** BEGIN **

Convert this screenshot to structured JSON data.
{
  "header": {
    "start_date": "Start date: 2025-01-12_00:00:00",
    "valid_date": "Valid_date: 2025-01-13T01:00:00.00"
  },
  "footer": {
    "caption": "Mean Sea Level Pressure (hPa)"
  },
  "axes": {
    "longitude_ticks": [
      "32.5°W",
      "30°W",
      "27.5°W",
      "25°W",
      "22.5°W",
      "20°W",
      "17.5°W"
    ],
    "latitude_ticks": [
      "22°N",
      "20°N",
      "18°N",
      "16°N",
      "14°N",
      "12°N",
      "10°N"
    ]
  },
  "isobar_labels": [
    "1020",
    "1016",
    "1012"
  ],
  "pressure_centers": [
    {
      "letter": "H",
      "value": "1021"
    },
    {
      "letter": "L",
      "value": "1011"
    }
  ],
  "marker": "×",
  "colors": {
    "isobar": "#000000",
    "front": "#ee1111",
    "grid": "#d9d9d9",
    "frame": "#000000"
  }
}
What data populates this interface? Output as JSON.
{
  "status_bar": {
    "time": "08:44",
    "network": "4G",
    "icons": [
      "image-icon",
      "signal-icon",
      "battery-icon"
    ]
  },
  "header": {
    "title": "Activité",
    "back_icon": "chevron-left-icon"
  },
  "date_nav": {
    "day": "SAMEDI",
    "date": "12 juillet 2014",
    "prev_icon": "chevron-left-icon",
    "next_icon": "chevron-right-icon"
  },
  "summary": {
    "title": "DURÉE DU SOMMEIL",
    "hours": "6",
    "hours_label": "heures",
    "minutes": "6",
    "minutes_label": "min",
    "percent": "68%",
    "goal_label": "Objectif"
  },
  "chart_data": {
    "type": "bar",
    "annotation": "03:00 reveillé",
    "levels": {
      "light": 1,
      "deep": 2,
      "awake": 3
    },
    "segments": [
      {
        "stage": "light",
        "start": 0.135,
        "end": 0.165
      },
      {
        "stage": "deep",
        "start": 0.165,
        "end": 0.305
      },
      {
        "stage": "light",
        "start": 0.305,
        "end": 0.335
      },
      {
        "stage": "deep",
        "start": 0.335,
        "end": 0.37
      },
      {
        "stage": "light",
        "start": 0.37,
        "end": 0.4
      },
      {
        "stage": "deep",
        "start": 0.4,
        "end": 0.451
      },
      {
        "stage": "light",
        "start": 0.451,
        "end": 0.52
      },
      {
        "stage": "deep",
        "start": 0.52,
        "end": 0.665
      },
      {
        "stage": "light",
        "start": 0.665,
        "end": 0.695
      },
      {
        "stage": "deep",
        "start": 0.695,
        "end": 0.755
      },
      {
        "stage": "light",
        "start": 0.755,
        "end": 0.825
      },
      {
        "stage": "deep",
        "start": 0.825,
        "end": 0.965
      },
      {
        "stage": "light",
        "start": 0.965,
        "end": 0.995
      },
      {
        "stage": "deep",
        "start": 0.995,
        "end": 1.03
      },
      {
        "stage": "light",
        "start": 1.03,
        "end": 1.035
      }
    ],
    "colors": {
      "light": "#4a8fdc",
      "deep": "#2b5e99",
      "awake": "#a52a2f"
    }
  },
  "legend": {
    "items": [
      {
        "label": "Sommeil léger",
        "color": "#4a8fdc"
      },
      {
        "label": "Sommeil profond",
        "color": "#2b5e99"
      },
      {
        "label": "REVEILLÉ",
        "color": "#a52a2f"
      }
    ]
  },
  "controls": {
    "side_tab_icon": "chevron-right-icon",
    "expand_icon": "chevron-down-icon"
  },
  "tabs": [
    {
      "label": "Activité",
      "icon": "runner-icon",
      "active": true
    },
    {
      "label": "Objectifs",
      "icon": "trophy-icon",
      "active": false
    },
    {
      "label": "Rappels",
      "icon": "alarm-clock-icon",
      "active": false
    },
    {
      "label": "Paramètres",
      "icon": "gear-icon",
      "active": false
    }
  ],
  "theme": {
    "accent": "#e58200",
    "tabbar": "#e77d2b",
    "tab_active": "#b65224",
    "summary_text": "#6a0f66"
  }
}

** END **

What is being asked | Give an exact copy of all the data shown above.

Exercise solution |
Convert this screenshot to structured JSON data.
{
  "header": {
    "start_date": "Start date: 2025-01-12_00:00:00",
    "valid_date": "Valid_date: 2025-01-13T01:00:00.00"
  },
  "footer": {
    "caption": "Mean Sea Level Pressure (hPa)"
  },
  "axes": {
    "longitude_ticks": [
      "32.5°W",
      "30°W",
      "27.5°W",
      "25°W",
      "22.5°W",
      "20°W",
      "17.5°W"
    ],
    "latitude_ticks": [
      "22°N",
      "20°N",
      "18°N",
      "16°N",
      "14°N",
      "12°N",
      "10°N"
    ]
  },
  "isobar_labels": [
    "1020",
    "1016",
    "1012"
  ],
  "pressure_centers": [
    {
      "letter": "H",
      "value": "1021"
    },
    {
      "letter": "L",
      "value": "1011"
    }
  ],
  "marker": "×",
  "colors": {
    "isobar": "#000000",
    "front": "#ee1111",
    "grid": "#d9d9d9",
    "frame": "#000000"
  }
}
What data populates this interface? Output as JSON.
{
  "status_bar": {
    "time": "08:44",
    "network": "4G",
    "icons": [
      "image-icon",
      "signal-icon",
      "battery-icon"
    ]
  },
  "header": {
    "title": "Activité",
    "back_icon": "chevron-left-icon"
  },
  "date_nav": {
    "day": "SAMEDI",
    "date": "12 juillet 2014",
    "prev_icon": "chevron-left-icon",
    "next_icon": "chevron-right-icon"
  },
  "summary": {
    "title": "DURÉE DU SOMMEIL",
    "hours": "6",
    "hours_label": "heures",
    "minutes": "6",
    "minutes_label": "min",
    "percent": "68%",
    "goal_label": "Objectif"
  },
  "chart_data": {
    "type": "bar",
    "annotation": "03:00 reveillé",
    "levels": {
      "light": 1,
      "deep": 2,
      "awake": 3
    },
    "segments": [
      {
        "stage": "light",
        "start": 0.135,
        "end": 0.165
      },
      {
        "stage": "deep",
        "start": 0.165,
        "end": 0.305
      },
      {
        "stage": "light",
        "start": 0.305,
        "end": 0.335
      },
      {
        "stage": "deep",
        "start": 0.335,
        "end": 0.37
      },
      {
        "stage": "light",
        "start": 0.37,
        "end": 0.4
      },
      {
        "stage": "deep",
        "start": 0.4,
        "end": 0.451
      },
      {
        "stage": "light",
        "start": 0.451,
        "end": 0.52
      },
      {
        "stage": "deep",
        "start": 0.52,
        "end": 0.665
      },
      {
        "stage": "light",
        "start": 0.665,
        "end": 0.695
      },
      {
        "stage": "deep",
        "start": 0.695,
        "end": 0.755
      },
      {
        "stage": "light",
        "start": 0.755,
        "end": 0.825
      },
      {
        "stage": "deep",
        "start": 0.825,
        "end": 0.965
      },
      {
        "stage": "light",
        "start": 0.965,
        "end": 0.995
      },
      {
        "stage": "deep",
        "start": 0.995,
        "end": 1.03
      },
      {
        "stage": "light",
        "start": 1.03,
        "end": 1.035
      }
    ],
    "colors": {
      "light": "#4a8fdc",
      "deep": "#2b5e99",
      "awake": "#a52a2f"
    }
  },
  "legend": {
    "items": [
      {
        "label": "Sommeil léger",
        "color": "#4a8fdc"
      },
      {
        "label": "Sommeil profond",
        "color": "#2b5e99"
      },
      {
        "label": "REVEILLÉ",
        "color": "#a52a2f"
      }
    ]
  },
  "controls": {
    "side_tab_icon": "chevron-right-icon",
    "expand_icon": "chevron-down-icon"
  },
  "tabs": [
    {
      "label": "Activité",
      "icon": "runner-icon",
      "active": true
    },
    {
      "label": "Objectifs",
      "icon": "trophy-icon",
      "active": false
    },
    {
      "label": "Rappels",
      "icon": "alarm-clock-icon",
      "active": false
    },
    {
      "label": "Paramètres",
      "icon": "gear-icon",
      "active": false
    }
  ],
  "theme": {
    "accent": "#e58200",
    "tabbar": "#e77d2b",
    "tab_active": "#b65224",
    "summary_text": "#6a0f66"
  }
}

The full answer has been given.